What this task involves
Transcribe the listing below word for word.

Data in this exercise
= = = = =
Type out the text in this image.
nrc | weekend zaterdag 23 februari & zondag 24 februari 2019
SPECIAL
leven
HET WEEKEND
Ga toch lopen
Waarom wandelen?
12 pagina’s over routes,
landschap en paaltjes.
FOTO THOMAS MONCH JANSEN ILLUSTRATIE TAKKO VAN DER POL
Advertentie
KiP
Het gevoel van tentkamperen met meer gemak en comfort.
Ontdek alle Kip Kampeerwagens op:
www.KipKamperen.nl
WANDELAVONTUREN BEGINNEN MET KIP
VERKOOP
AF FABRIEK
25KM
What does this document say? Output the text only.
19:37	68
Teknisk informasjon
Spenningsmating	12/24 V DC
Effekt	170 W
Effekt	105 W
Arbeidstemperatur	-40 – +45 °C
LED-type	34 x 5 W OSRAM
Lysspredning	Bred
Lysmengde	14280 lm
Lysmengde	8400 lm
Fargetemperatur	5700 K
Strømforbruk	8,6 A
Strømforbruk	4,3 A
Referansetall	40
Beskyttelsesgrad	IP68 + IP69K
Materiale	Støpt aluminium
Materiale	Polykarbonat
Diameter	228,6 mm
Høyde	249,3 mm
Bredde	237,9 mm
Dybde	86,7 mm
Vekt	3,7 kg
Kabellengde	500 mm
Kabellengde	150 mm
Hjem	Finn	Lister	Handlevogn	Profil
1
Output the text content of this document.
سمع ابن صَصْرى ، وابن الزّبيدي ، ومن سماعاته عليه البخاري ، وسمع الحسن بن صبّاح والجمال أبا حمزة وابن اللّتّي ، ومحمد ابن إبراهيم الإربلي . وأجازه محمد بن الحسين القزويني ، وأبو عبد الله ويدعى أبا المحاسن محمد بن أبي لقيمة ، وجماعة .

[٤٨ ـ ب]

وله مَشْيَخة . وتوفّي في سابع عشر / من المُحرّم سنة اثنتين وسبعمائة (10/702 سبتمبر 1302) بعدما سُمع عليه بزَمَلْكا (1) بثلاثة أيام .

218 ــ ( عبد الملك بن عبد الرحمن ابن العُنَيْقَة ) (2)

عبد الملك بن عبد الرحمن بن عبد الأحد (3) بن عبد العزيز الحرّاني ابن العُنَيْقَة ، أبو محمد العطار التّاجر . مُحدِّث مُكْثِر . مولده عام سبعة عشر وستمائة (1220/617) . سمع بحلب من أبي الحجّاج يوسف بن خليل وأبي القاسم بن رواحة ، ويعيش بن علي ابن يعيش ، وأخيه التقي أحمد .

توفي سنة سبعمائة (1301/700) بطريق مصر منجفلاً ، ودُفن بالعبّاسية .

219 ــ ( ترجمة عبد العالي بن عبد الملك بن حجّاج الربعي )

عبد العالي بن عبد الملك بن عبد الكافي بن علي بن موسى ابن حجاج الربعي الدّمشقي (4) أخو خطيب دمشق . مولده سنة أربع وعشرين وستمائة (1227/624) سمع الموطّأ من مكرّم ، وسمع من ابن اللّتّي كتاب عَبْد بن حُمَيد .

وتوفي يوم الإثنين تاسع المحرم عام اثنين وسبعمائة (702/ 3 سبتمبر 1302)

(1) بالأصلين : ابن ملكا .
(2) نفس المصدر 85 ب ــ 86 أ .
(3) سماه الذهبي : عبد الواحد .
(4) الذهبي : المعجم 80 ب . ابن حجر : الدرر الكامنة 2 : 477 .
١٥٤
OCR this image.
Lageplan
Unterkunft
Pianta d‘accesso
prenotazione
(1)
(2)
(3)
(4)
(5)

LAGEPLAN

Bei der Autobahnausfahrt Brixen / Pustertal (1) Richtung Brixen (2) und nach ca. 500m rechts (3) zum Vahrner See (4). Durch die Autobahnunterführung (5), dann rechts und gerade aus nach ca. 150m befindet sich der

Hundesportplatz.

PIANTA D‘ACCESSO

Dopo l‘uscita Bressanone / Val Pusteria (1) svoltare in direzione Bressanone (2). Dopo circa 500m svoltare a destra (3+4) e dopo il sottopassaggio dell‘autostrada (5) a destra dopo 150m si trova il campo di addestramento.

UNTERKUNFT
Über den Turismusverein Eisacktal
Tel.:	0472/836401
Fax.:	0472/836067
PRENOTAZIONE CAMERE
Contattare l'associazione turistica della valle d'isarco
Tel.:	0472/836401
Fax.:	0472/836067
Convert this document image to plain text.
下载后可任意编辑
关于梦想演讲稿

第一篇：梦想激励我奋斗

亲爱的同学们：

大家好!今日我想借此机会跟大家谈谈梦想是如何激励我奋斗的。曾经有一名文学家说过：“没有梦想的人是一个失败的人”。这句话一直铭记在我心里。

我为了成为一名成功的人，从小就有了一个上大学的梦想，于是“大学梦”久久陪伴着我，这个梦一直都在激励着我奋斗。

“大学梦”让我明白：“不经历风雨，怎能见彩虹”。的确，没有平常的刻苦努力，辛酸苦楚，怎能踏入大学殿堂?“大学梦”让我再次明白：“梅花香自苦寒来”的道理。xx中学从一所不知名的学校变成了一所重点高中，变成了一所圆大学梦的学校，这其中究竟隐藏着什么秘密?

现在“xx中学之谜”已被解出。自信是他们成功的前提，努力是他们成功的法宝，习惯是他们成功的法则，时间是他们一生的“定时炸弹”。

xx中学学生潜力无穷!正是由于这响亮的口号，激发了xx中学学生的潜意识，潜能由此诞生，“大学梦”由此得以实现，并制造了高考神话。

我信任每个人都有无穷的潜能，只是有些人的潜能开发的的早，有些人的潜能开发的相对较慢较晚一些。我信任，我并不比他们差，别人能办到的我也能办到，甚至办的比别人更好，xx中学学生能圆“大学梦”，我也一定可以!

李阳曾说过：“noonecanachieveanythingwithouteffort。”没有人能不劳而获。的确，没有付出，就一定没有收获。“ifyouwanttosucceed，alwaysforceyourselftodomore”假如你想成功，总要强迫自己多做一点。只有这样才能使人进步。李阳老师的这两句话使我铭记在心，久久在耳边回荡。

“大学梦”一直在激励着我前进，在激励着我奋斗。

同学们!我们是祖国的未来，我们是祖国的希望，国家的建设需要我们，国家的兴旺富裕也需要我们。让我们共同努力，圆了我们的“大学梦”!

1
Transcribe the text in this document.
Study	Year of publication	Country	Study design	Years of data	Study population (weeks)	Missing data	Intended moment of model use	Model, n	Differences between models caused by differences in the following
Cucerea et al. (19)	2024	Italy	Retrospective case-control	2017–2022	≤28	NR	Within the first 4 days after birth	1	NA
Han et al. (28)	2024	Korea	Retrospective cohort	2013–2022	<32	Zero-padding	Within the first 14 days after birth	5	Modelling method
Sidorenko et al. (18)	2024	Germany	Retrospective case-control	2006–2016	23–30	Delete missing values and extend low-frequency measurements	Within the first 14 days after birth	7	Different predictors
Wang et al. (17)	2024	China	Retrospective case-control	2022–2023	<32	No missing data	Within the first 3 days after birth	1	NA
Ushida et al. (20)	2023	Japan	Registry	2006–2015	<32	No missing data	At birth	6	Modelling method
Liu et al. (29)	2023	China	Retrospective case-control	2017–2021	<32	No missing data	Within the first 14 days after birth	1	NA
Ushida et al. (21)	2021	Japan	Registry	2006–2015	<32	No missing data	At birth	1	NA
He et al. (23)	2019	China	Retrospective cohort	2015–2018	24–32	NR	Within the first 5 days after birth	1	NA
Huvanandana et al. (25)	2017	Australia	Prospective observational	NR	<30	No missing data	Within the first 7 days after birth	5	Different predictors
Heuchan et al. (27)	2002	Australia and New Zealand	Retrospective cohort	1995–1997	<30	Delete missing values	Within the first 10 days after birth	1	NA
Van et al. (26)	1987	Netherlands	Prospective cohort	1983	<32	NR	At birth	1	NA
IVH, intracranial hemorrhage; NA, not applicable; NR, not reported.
= = = = =
Exercise answer
Type out the text in this image.
nrc | weekend zaterdag 23 februari & zondag 24 februari 2019
SPECIAL
leven
HET WEEKEND
Ga toch lopen
Waarom wandelen?
12 pagina’s over routes,
landschap en paaltjes.
FOTO THOMAS MONCH JANSEN ILLUSTRATIE TAKKO VAN DER POL
Advertentie
KiP
Het gevoel van tentkamperen met meer gemak en comfort.
Ontdek alle Kip Kampeerwagens op:
www.KipKamperen.nl
WANDELAVONTUREN BEGINNEN MET KIP
VERKOOP
AF FABRIEK
25KM
What does this document say? Output the text only.
19:37	68
Teknisk informasjon
Spenningsmating	12/24 V DC
Effekt	170 W
Effekt	105 W
Arbeidstemperatur	-40 – +45 °C
LED-type	34 x 5 W OSRAM
Lysspredning	Bred
Lysmengde	14280 lm
Lysmengde	8400 lm
Fargetemperatur	5700 K
Strømforbruk	8,6 A
Strømforbruk	4,3 A
Referansetall	40
Beskyttelsesgrad	IP68 + IP69K
Materiale	Støpt aluminium
Materiale	Polykarbonat
Diameter	228,6 mm
Høyde	249,3 mm
Bredde	237,9 mm
Dybde	86,7 mm
Vekt	3,7 kg
Kabellengde	500 mm
Kabellengde	150 mm
Hjem	Finn	Lister	Handlevogn	Profil
1
Output the text content of this document.
سمع ابن صَصْرى ، وابن الزّبيدي ، ومن سماعاته عليه البخاري ، وسمع الحسن بن صبّاح والجمال أبا حمزة وابن اللّتّي ، ومحمد ابن إبراهيم الإربلي . وأجازه محمد بن الحسين القزويني ، وأبو عبد الله ويدعى أبا المحاسن محمد بن أبي لقيمة ، وجماعة .

[٤٨ ـ ب]

وله مَشْيَخة . وتوفّي في سابع عشر / من المُحرّم سنة اثنتين وسبعمائة (10/702 سبتمبر 1302) بعدما سُمع عليه بزَمَلْكا (1) بثلاثة أيام .

218 ــ ( عبد الملك بن عبد الرحمن ابن العُنَيْقَة ) (2)

عبد الملك بن عبد الرحمن بن عبد الأحد (3) بن عبد العزيز الحرّاني ابن العُنَيْقَة ، أبو محمد العطار التّاجر . مُحدِّث مُكْثِر . مولده عام سبعة عشر وستمائة (1220/617) . سمع بحلب من أبي الحجّاج يوسف بن خليل وأبي القاسم بن رواحة ، ويعيش بن علي ابن يعيش ، وأخيه التقي أحمد .

توفي سنة سبعمائة (1301/700) بطريق مصر منجفلاً ، ودُفن بالعبّاسية .

219 ــ ( ترجمة عبد العالي بن عبد الملك بن حجّاج الربعي )

عبد العالي بن عبد الملك بن عبد الكافي بن علي بن موسى ابن حجاج الربعي الدّمشقي (4) أخو خطيب دمشق . مولده سنة أربع وعشرين وستمائة (1227/624) سمع الموطّأ من مكرّم ، وسمع من ابن اللّتّي كتاب عَبْد بن حُمَيد .

وتوفي يوم الإثنين تاسع المحرم عام اثنين وسبعمائة (702/ 3 سبتمبر 1302)

(1) بالأصلين : ابن ملكا .
(2) نفس المصدر 85 ب ــ 86 أ .
(3) سماه الذهبي : عبد الواحد .
(4) الذهبي : المعجم 80 ب . ابن حجر : الدرر الكامنة 2 : 477 .
١٥٤
OCR this image.
Lageplan
Unterkunft
Pianta d‘accesso
prenotazione
(1)
(2)
(3)
(4)
(5)

LAGEPLAN

Bei der Autobahnausfahrt Brixen / Pustertal (1) Richtung Brixen (2) und nach ca. 500m rechts (3) zum Vahrner See (4). Durch die Autobahnunterführung (5), dann rechts und gerade aus nach ca. 150m befindet sich der

Hundesportplatz.

PIANTA D‘ACCESSO

Dopo l‘uscita Bressanone / Val Pusteria (1) svoltare in direzione Bressanone (2). Dopo circa 500m svoltare a destra (3+4) e dopo il sottopassaggio dell‘autostrada (5) a destra dopo 150m si trova il campo di addestramento.

UNTERKUNFT
Über den Turismusverein Eisacktal
Tel.:	0472/836401
Fax.:	0472/836067
PRENOTAZIONE CAMERE
Contattare l'associazione turistica della valle d'isarco
Tel.:	0472/836401
Fax.:	0472/836067
Convert this document image to plain text.
下载后可任意编辑
关于梦想演讲稿

第一篇：梦想激励我奋斗

亲爱的同学们：

大家好!今日我想借此机会跟大家谈谈梦想是如何激励我奋斗的。曾经有一名文学家说过：“没有梦想的人是一个失败的人”。这句话一直铭记在我心里。

我为了成为一名成功的人，从小就有了一个上大学的梦想，于是“大学梦”久久陪伴着我，这个梦一直都在激励着我奋斗。

“大学梦”让我明白：“不经历风雨，怎能见彩虹”。的确，没有平常的刻苦努力，辛酸苦楚，怎能踏入大学殿堂?“大学梦”让我再次明白：“梅花香自苦寒来”的道理。xx中学从一所不知名的学校变成了一所重点高中，变成了一所圆大学梦的学校，这其中究竟隐藏着什么秘密?

现在“xx中学之谜”已被解出。自信是他们成功的前提，努力是他们成功的法宝，习惯是他们成功的法则，时间是他们一生的“定时炸弹”。

xx中学学生潜力无穷!正是由于这响亮的口号，激发了xx中学学生的潜意识，潜能由此诞生，“大学梦”由此得以实现，并制造了高考神话。

我信任每个人都有无穷的潜能，只是有些人的潜能开发的的早，有些人的潜能开发的相对较慢较晚一些。我信任，我并不比他们差，别人能办到的我也能办到，甚至办的比别人更好，xx中学学生能圆“大学梦”，我也一定可以!

李阳曾说过：“noonecanachieveanythingwithouteffort。”没有人能不劳而获。的确，没有付出，就一定没有收获。“ifyouwanttosucceed，alwaysforceyourselftodomore”假如你想成功，总要强迫自己多做一点。只有这样才能使人进步。李阳老师的这两句话使我铭记在心，久久在耳边回荡。

“大学梦”一直在激励着我前进，在激励着我奋斗。

同学们!我们是祖国的未来，我们是祖国的希望，国家的建设需要我们，国家的兴旺富裕也需要我们。让我们共同努力，圆了我们的“大学梦”!

1
Transcribe the text in this document.
Study	Year of publication	Country	Study design	Years of data	Study population (weeks)	Missing data	Intended moment of model use	Model, n	Differences between models caused by differences in the following
Cucerea et al. (19)	2024	Italy	Retrospective case-control	2017–2022	≤28	NR	Within the first 4 days after birth	1	NA
Han et al. (28)	2024	Korea	Retrospective cohort	2013–2022	<32	Zero-padding	Within the first 14 days after birth	5	Modelling method
Sidorenko et al. (18)	2024	Germany	Retrospective case-control	2006–2016	23–30	Delete missing values and extend low-frequency measurements	Within the first 14 days after birth	7	Different predictors
Wang et al. (17)	2024	China	Retrospective case-control	2022–2023	<32	No missing data	Within the first 3 days after birth	1	NA
Ushida et al. (20)	2023	Japan	Registry	2006–2015	<32	No missing data	At birth	6	Modelling method
Liu et al. (29)	2023	China	Retrospective case-control	2017–2021	<32	No missing data	Within the first 14 days after birth	1	NA
Ushida et al. (21)	2021	Japan	Registry	2006–2015	<32	No missing data	At birth	1	NA
He et al. (23)	2019	China	Retrospective cohort	2015–2018	24–32	NR	Within the first 5 days after birth	1	NA
Huvanandana et al. (25)	2017	Australia	Prospective observational	NR	<30	No missing data	Within the first 7 days after birth	5	Different predictors
Heuchan et al. (27)	2002	Australia and New Zealand	Retrospective cohort	1995–1997	<30	Delete missing values	Within the first 10 days after birth	1	NA
Van et al. (26)	1987	Netherlands	Prospective cohort	1983	<32	NR	At birth	1	NA
IVH, intracranial hemorrhage; NA, not applicable; NR, not reported.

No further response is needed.